## EXERCISE DETAILS
Select the lines that hold the word "this" and copy each one.

## DATASET RECORDS
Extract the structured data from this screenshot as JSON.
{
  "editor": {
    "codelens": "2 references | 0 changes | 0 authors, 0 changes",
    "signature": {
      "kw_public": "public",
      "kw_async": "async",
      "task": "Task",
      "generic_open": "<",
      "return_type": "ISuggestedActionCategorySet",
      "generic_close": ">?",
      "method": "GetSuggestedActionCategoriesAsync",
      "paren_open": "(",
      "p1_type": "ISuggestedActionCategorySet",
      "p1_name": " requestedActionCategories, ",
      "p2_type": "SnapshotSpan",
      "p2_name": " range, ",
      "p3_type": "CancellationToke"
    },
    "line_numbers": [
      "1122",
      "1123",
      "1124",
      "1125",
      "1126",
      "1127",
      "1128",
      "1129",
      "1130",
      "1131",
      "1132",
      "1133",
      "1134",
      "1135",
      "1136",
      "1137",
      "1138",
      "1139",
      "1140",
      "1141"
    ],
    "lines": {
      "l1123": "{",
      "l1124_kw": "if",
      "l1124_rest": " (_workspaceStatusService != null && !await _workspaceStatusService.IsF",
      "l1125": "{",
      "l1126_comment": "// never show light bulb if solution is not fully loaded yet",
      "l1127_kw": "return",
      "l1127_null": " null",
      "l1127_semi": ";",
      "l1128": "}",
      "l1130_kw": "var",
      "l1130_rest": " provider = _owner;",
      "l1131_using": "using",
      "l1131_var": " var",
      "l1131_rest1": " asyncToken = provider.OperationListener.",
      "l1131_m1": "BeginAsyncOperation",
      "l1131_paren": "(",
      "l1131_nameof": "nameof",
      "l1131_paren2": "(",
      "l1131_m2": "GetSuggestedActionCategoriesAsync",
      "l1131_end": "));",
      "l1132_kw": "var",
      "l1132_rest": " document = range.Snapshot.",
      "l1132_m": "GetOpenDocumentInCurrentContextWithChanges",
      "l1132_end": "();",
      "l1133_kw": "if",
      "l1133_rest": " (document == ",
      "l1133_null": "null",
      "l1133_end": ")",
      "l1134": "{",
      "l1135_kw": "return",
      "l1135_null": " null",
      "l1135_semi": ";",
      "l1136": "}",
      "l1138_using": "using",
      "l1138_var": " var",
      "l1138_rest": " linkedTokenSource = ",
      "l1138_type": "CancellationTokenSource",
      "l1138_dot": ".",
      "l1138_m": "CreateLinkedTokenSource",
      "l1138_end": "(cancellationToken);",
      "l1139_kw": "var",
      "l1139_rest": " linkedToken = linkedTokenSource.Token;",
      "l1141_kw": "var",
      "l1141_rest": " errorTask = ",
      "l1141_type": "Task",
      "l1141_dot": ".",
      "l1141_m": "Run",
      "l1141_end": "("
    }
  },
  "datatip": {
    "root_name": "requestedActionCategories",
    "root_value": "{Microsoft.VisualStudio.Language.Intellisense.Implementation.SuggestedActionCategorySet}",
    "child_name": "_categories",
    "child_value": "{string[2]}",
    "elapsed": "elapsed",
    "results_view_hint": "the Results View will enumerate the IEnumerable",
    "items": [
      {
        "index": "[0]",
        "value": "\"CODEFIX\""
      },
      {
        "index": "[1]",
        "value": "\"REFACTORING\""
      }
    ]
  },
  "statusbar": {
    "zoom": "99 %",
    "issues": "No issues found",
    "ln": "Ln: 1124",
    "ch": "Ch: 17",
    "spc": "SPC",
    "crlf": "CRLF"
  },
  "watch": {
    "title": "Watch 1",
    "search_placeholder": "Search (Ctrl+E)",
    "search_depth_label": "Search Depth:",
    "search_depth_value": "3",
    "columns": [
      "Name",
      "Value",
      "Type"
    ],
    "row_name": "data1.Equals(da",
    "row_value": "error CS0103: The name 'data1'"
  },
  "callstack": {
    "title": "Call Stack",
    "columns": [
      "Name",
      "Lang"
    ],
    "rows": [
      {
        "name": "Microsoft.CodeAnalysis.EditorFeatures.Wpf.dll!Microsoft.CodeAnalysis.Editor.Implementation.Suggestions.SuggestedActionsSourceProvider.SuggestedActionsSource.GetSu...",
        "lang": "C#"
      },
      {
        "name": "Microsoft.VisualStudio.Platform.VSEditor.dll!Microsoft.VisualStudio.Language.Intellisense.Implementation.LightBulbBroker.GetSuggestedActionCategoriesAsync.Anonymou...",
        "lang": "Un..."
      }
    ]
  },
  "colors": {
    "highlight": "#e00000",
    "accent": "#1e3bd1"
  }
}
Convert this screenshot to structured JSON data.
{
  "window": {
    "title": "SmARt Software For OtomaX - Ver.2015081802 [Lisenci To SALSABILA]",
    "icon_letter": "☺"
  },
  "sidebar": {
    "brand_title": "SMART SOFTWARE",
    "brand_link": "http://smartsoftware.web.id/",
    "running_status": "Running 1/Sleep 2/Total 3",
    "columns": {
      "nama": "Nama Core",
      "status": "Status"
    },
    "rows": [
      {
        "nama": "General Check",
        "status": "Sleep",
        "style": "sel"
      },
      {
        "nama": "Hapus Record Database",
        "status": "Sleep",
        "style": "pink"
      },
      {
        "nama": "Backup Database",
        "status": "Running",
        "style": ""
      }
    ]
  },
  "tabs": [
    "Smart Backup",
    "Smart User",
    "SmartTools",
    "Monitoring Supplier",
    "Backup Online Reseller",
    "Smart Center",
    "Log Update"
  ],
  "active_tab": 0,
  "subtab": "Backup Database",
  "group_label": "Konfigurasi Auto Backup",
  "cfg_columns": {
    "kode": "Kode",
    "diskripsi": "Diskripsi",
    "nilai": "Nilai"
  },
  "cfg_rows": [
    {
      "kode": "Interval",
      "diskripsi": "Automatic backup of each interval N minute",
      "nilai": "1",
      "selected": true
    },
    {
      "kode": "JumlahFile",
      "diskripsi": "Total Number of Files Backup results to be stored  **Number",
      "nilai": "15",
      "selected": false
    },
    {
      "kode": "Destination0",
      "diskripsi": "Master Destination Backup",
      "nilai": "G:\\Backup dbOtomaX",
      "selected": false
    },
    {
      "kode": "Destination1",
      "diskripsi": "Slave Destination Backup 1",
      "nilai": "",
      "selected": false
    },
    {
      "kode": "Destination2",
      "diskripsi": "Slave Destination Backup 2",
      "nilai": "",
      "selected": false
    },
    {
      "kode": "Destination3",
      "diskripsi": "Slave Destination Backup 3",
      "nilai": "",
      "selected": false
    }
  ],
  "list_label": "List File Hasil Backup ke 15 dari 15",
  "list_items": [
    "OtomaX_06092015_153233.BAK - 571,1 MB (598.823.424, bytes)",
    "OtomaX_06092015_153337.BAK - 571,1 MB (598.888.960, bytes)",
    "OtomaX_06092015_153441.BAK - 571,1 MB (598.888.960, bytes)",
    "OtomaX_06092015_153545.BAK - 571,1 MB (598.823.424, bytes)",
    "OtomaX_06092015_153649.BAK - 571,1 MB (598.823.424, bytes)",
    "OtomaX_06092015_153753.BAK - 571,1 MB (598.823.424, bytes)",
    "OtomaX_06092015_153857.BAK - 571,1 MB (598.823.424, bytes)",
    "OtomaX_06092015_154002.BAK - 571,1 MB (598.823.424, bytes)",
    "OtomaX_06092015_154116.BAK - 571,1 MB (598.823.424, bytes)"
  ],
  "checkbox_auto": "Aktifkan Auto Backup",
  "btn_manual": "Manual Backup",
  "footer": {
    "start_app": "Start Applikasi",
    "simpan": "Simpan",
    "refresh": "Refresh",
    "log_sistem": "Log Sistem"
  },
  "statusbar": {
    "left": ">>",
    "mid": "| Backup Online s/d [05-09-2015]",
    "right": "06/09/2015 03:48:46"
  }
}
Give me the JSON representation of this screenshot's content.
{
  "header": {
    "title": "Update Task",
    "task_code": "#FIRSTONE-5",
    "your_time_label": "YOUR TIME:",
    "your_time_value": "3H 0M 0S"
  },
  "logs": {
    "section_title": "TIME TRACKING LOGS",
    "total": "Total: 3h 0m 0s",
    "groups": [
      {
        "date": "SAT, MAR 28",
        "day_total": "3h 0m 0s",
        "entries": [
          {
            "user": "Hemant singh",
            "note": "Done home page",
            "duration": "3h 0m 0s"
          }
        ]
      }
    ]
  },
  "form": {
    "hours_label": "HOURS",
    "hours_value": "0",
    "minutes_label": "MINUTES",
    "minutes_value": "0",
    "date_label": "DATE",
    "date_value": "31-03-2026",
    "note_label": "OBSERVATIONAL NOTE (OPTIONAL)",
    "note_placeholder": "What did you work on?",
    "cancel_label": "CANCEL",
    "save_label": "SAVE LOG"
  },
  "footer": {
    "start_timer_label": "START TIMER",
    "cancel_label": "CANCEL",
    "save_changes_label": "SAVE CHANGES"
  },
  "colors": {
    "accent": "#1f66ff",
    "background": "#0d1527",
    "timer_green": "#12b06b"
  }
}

## TASK RESULT
Extract the structured data from this screenshot as JSON.
Convert this screenshot to structured JSON data.
Give me the JSON representation of this screenshot's content.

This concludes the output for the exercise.